GIVEN PROBLEM: Repeat the records below exactly, leaving out every picture.

### PROVIDED INFORMATION ###

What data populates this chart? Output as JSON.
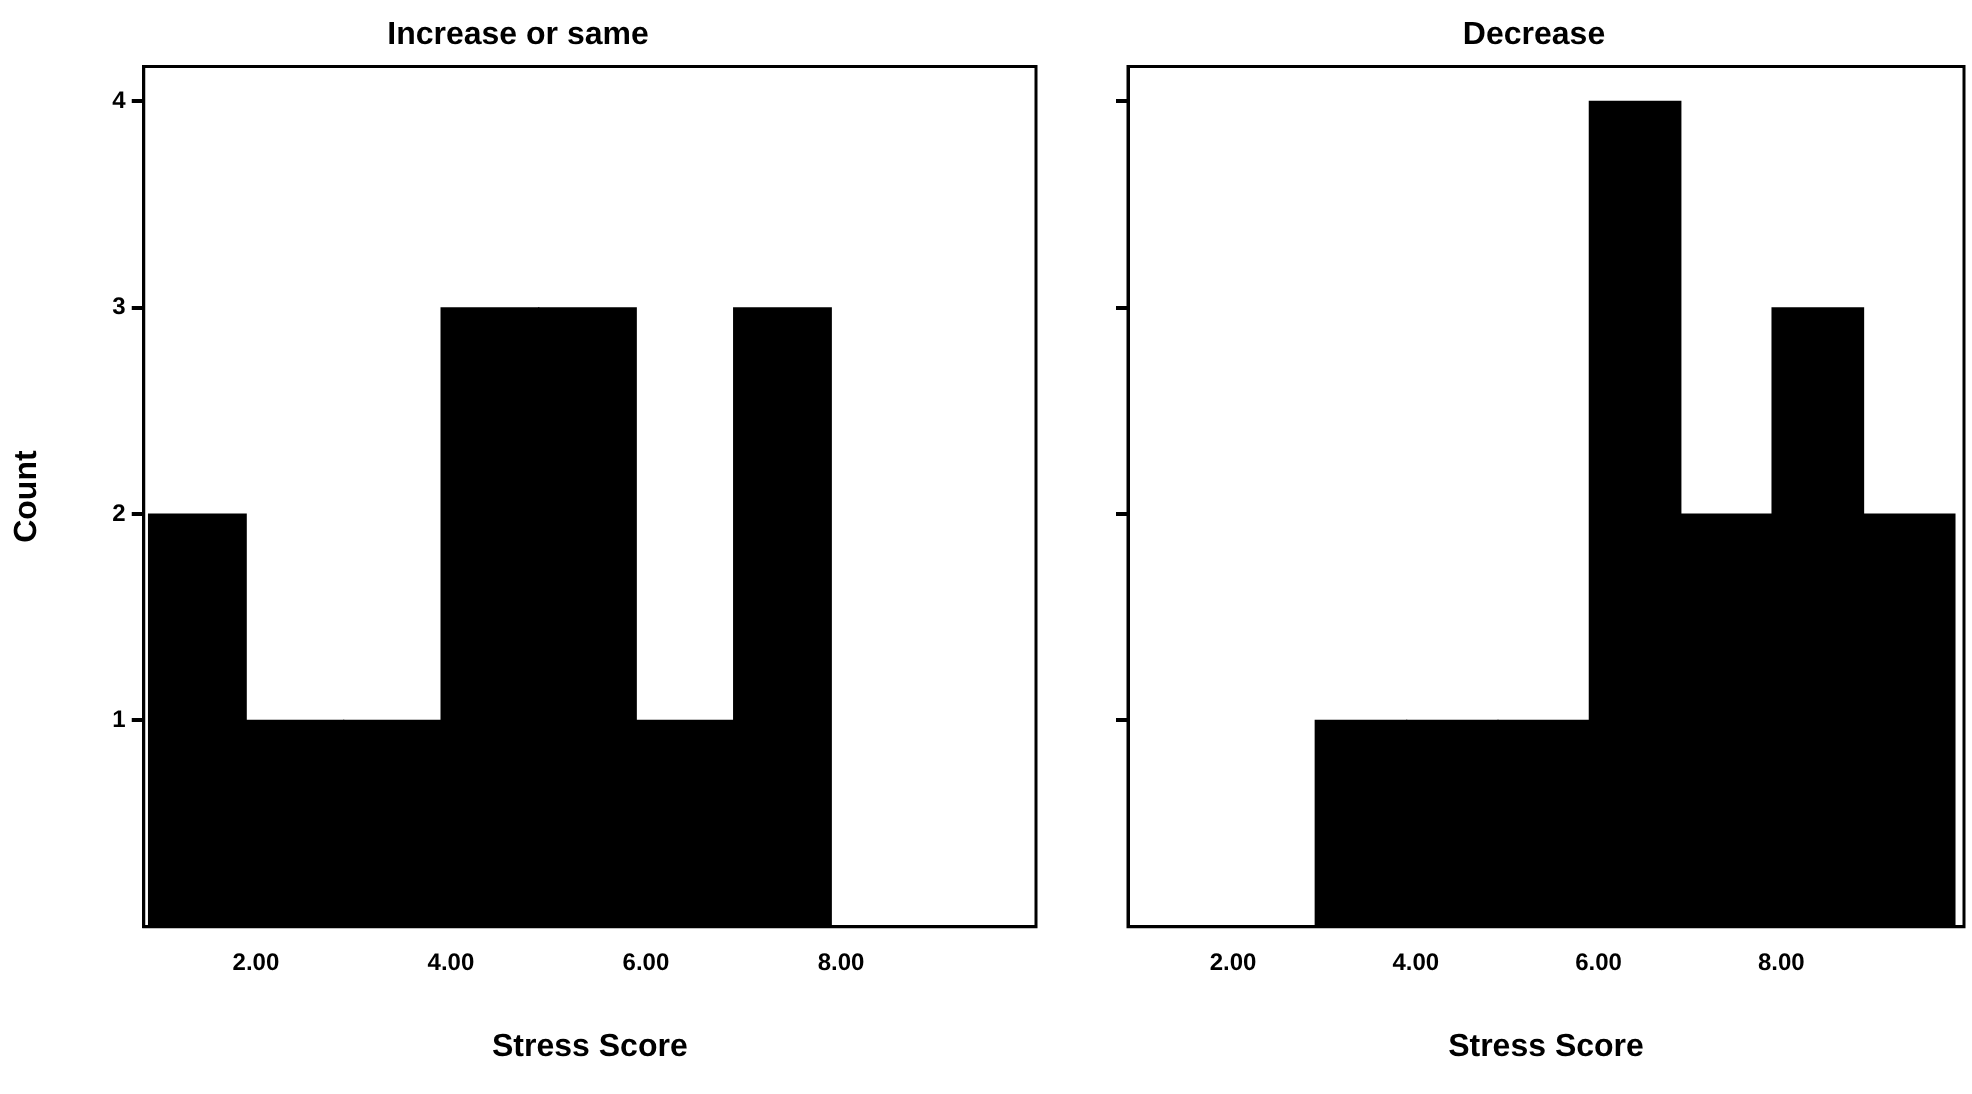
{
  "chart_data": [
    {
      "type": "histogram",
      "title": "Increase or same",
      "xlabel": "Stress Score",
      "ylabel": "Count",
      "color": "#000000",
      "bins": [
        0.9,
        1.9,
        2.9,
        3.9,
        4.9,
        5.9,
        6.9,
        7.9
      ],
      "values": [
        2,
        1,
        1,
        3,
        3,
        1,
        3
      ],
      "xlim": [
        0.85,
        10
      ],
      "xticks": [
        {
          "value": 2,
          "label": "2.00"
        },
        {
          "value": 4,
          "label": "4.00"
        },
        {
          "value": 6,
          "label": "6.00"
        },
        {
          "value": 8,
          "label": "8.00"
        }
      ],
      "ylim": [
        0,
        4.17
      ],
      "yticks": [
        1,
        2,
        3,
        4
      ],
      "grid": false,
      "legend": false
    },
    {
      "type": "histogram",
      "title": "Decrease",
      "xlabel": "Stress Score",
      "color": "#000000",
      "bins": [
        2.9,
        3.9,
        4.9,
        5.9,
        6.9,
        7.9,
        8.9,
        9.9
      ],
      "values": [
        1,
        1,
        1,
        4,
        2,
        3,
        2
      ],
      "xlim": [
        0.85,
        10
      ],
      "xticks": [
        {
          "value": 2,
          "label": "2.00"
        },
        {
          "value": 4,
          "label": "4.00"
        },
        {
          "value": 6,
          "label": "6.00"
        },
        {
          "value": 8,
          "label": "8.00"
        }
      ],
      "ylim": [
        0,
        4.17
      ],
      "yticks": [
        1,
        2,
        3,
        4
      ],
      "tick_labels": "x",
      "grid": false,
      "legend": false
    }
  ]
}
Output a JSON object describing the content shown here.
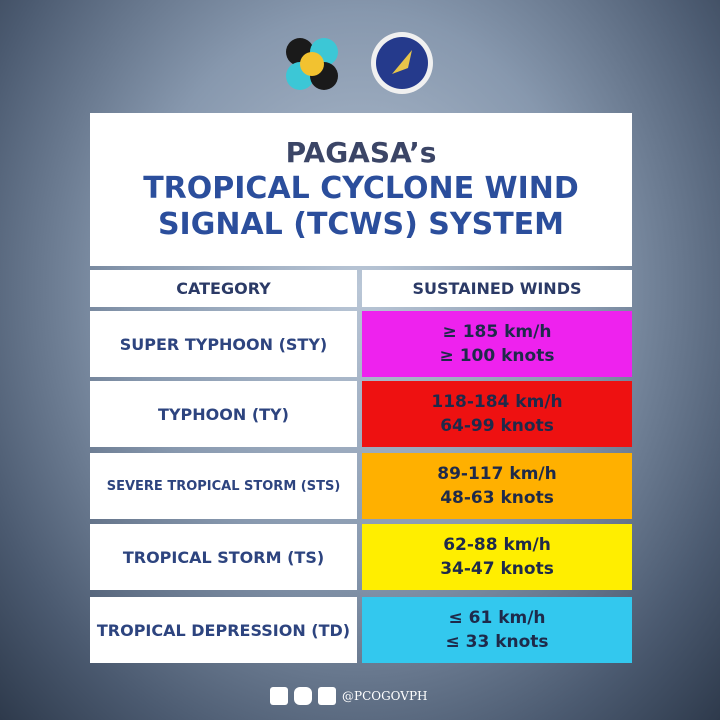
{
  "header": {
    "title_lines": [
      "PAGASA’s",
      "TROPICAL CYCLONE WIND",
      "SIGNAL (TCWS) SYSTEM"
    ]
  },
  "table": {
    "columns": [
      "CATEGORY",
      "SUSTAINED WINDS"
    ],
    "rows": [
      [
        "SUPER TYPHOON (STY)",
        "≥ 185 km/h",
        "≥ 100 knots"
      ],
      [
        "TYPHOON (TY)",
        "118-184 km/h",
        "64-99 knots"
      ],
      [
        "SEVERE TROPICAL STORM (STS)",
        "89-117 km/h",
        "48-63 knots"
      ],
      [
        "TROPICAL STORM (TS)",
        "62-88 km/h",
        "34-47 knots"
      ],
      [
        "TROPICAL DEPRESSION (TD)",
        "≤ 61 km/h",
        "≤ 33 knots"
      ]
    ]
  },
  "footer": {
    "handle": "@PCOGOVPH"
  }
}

###

WRITTEN ANSWER:
What data populates this chart? Output as JSON.
{
  "chart_data": [
    {
      "type": "histogram",
      "title": "Increase or same",
      "xlabel": "Stress Score",
      "ylabel": "Count",
      "color": "#000000",
      "bins": [
        0.9,
        1.9,
        2.9,
        3.9,
        4.9,
        5.9,
        6.9,
        7.9
      ],
      "values": [
        2,
        1,
        1,
        3,
        3,
        1,
        3
      ],
      "xlim": [
        0.85,
        10
      ],
      "xticks": [
        {
          "value": 2,
          "label": "2.00"
        },
        {
          "value": 4,
          "label": "4.00"
        },
        {
          "value": 6,
          "label": "6.00"
        },
        {
          "value": 8,
          "label": "8.00"
        }
      ],
      "ylim": [
        0,
        4.17
      ],
      "yticks": [
        1,
        2,
        3,
        4
      ],
      "grid": false,
      "legend": false
    },
    {
      "type": "histogram",
      "title": "Decrease",
      "xlabel": "Stress Score",
      "color": "#000000",
      "bins": [
        2.9,
        3.9,
        4.9,
        5.9,
        6.9,
        7.9,
        8.9,
        9.9
      ],
      "values": [
        1,
        1,
        1,
        4,
        2,
        3,
        2
      ],
      "xlim": [
        0.85,
        10
      ],
      "xticks": [
        {
          "value": 2,
          "label": "2.00"
        },
        {
          "value": 4,
          "label": "4.00"
        },
        {
          "value": 6,
          "label": "6.00"
        },
        {
          "value": 8,
          "label": "8.00"
        }
      ],
      "ylim": [
        0,
        4.17
      ],
      "yticks": [
        1,
        2,
        3,
        4
      ],
      "tick_labels": "x",
      "grid": false,
      "legend": false
    }
  ]
}
Output a JSON object describing the content shown here.
{
  "header": {
    "title_lines": [
      "PAGASA’s",
      "TROPICAL CYCLONE WIND",
      "SIGNAL (TCWS) SYSTEM"
    ]
  },
  "table": {
    "columns": [
      "CATEGORY",
      "SUSTAINED WINDS"
    ],
    "rows": [
      [
        "SUPER TYPHOON (STY)",
        "≥ 185 km/h",
        "≥ 100 knots"
      ],
      [
        "TYPHOON (TY)",
        "118-184 km/h",
        "64-99 knots"
      ],
      [
        "SEVERE TROPICAL STORM (STS)",
        "89-117 km/h",
        "48-63 knots"
      ],
      [
        "TROPICAL STORM (TS)",
        "62-88 km/h",
        "34-47 knots"
      ],
      [
        "TROPICAL DEPRESSION (TD)",
        "≤ 61 km/h",
        "≤ 33 knots"
      ]
    ]
  },
  "footer": {
    "handle": "@PCOGOVPH"
  }
}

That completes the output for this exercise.